**GIVEN EXERCISE:**
Each entry below must be repeated word for word.

**INFORMATION SUPPLIED:**
··········

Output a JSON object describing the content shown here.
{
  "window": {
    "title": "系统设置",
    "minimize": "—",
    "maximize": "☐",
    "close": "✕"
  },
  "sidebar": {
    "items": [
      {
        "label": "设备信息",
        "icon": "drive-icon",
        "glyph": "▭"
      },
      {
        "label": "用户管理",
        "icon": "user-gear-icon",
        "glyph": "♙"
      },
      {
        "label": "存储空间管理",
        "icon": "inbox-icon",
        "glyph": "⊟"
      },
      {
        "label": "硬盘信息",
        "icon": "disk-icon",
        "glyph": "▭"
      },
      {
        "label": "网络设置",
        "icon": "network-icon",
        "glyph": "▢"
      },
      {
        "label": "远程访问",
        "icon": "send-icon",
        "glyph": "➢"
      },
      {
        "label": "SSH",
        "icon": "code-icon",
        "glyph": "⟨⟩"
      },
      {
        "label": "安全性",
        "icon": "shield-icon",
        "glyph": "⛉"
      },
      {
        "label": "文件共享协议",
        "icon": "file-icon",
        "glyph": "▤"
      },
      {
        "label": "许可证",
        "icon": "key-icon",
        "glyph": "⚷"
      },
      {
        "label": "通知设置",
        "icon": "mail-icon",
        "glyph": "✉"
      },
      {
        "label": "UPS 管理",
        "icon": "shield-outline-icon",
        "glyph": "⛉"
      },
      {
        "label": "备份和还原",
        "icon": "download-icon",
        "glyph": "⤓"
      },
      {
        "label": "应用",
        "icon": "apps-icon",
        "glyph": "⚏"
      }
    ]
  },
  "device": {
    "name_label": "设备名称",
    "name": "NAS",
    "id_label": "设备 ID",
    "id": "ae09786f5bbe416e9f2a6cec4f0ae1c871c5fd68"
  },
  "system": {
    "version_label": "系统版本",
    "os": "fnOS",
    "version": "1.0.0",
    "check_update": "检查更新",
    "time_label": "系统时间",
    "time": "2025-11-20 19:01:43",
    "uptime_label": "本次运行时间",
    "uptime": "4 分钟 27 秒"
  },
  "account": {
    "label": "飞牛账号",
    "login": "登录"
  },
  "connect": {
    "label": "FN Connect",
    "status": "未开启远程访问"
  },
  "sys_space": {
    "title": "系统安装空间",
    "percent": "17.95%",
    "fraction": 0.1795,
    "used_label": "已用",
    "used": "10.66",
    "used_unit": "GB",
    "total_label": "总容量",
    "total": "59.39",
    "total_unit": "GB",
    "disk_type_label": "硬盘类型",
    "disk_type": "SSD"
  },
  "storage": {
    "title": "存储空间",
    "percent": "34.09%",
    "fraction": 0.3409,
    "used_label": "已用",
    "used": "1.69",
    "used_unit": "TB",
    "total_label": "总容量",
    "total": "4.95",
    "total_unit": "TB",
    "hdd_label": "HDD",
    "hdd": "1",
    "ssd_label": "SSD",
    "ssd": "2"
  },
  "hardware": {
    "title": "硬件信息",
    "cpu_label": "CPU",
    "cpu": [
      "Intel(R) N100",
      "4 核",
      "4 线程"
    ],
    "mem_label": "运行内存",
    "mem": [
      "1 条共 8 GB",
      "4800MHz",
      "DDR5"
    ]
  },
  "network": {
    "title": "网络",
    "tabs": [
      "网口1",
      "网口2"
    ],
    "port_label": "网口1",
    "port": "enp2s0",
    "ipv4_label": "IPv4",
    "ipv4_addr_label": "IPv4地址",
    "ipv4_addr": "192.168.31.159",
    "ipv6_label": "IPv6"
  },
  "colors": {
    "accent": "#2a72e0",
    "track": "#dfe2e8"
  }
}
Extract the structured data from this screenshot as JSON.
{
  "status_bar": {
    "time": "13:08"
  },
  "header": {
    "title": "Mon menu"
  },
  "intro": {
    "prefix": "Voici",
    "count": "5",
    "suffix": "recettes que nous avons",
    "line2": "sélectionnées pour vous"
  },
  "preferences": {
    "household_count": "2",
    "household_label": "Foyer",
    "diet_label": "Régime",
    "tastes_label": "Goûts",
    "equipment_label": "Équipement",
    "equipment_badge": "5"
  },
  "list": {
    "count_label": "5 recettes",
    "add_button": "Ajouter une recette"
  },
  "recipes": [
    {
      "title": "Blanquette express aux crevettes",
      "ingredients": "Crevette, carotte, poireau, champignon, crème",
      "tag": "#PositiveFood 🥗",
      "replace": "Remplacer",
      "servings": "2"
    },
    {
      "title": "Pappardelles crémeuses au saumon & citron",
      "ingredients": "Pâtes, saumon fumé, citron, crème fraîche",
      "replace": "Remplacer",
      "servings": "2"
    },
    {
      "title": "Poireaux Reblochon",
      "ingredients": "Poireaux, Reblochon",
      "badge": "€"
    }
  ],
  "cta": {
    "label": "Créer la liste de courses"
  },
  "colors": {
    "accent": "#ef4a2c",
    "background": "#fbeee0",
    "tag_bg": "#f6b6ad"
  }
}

··········

**RESPONSE FOR THIS EXERCISE:**
Output a JSON object describing the content shown here.
{
  "window": {
    "title": "系统设置",
    "minimize": "—",
    "maximize": "☐",
    "close": "✕"
  },
  "sidebar": {
    "items": [
      {
        "label": "设备信息",
        "icon": "drive-icon",
        "glyph": "▭"
      },
      {
        "label": "用户管理",
        "icon": "user-gear-icon",
        "glyph": "♙"
      },
      {
        "label": "存储空间管理",
        "icon": "inbox-icon",
        "glyph": "⊟"
      },
      {
        "label": "硬盘信息",
        "icon": "disk-icon",
        "glyph": "▭"
      },
      {
        "label": "网络设置",
        "icon": "network-icon",
        "glyph": "▢"
      },
      {
        "label": "远程访问",
        "icon": "send-icon",
        "glyph": "➢"
      },
      {
        "label": "SSH",
        "icon": "code-icon",
        "glyph": "⟨⟩"
      },
      {
        "label": "安全性",
        "icon": "shield-icon",
        "glyph": "⛉"
      },
      {
        "label": "文件共享协议",
        "icon": "file-icon",
        "glyph": "▤"
      },
      {
        "label": "许可证",
        "icon": "key-icon",
        "glyph": "⚷"
      },
      {
        "label": "通知设置",
        "icon": "mail-icon",
        "glyph": "✉"
      },
      {
        "label": "UPS 管理",
        "icon": "shield-outline-icon",
        "glyph": "⛉"
      },
      {
        "label": "备份和还原",
        "icon": "download-icon",
        "glyph": "⤓"
      },
      {
        "label": "应用",
        "icon": "apps-icon",
        "glyph": "⚏"
      }
    ]
  },
  "device": {
    "name_label": "设备名称",
    "name": "NAS",
    "id_label": "设备 ID",
    "id": "ae09786f5bbe416e9f2a6cec4f0ae1c871c5fd68"
  },
  "system": {
    "version_label": "系统版本",
    "os": "fnOS",
    "version": "1.0.0",
    "check_update": "检查更新",
    "time_label": "系统时间",
    "time": "2025-11-20 19:01:43",
    "uptime_label": "本次运行时间",
    "uptime": "4 分钟 27 秒"
  },
  "account": {
    "label": "飞牛账号",
    "login": "登录"
  },
  "connect": {
    "label": "FN Connect",
    "status": "未开启远程访问"
  },
  "sys_space": {
    "title": "系统安装空间",
    "percent": "17.95%",
    "fraction": 0.1795,
    "used_label": "已用",
    "used": "10.66",
    "used_unit": "GB",
    "total_label": "总容量",
    "total": "59.39",
    "total_unit": "GB",
    "disk_type_label": "硬盘类型",
    "disk_type": "SSD"
  },
  "storage": {
    "title": "存储空间",
    "percent": "34.09%",
    "fraction": 0.3409,
    "used_label": "已用",
    "used": "1.69",
    "used_unit": "TB",
    "total_label": "总容量",
    "total": "4.95",
    "total_unit": "TB",
    "hdd_label": "HDD",
    "hdd": "1",
    "ssd_label": "SSD",
    "ssd": "2"
  },
  "hardware": {
    "title": "硬件信息",
    "cpu_label": "CPU",
    "cpu": [
      "Intel(R) N100",
      "4 核",
      "4 线程"
    ],
    "mem_label": "运行内存",
    "mem": [
      "1 条共 8 GB",
      "4800MHz",
      "DDR5"
    ]
  },
  "network": {
    "title": "网络",
    "tabs": [
      "网口1",
      "网口2"
    ],
    "port_label": "网口1",
    "port": "enp2s0",
    "ipv4_label": "IPv4",
    "ipv4_addr_label": "IPv4地址",
    "ipv4_addr": "192.168.31.159",
    "ipv6_label": "IPv6"
  },
  "colors": {
    "accent": "#2a72e0",
    "track": "#dfe2e8"
  }
}
Extract the structured data from this screenshot as JSON.
{
  "status_bar": {
    "time": "13:08"
  },
  "header": {
    "title": "Mon menu"
  },
  "intro": {
    "prefix": "Voici",
    "count": "5",
    "suffix": "recettes que nous avons",
    "line2": "sélectionnées pour vous"
  },
  "preferences": {
    "household_count": "2",
    "household_label": "Foyer",
    "diet_label": "Régime",
    "tastes_label": "Goûts",
    "equipment_label": "Équipement",
    "equipment_badge": "5"
  },
  "list": {
    "count_label": "5 recettes",
    "add_button": "Ajouter une recette"
  },
  "recipes": [
    {
      "title": "Blanquette express aux crevettes",
      "ingredients": "Crevette, carotte, poireau, champignon, crème",
      "tag": "#PositiveFood 🥗",
      "replace": "Remplacer",
      "servings": "2"
    },
    {
      "title": "Pappardelles crémeuses au saumon & citron",
      "ingredients": "Pâtes, saumon fumé, citron, crème fraîche",
      "replace": "Remplacer",
      "servings": "2"
    },
    {
      "title": "Poireaux Reblochon",
      "ingredients": "Poireaux, Reblochon",
      "badge": "€"
    }
  ],
  "cta": {
    "label": "Créer la liste de courses"
  },
  "colors": {
    "accent": "#ef4a2c",
    "background": "#fbeee0",
    "tag_bg": "#f6b6ad"
  }
}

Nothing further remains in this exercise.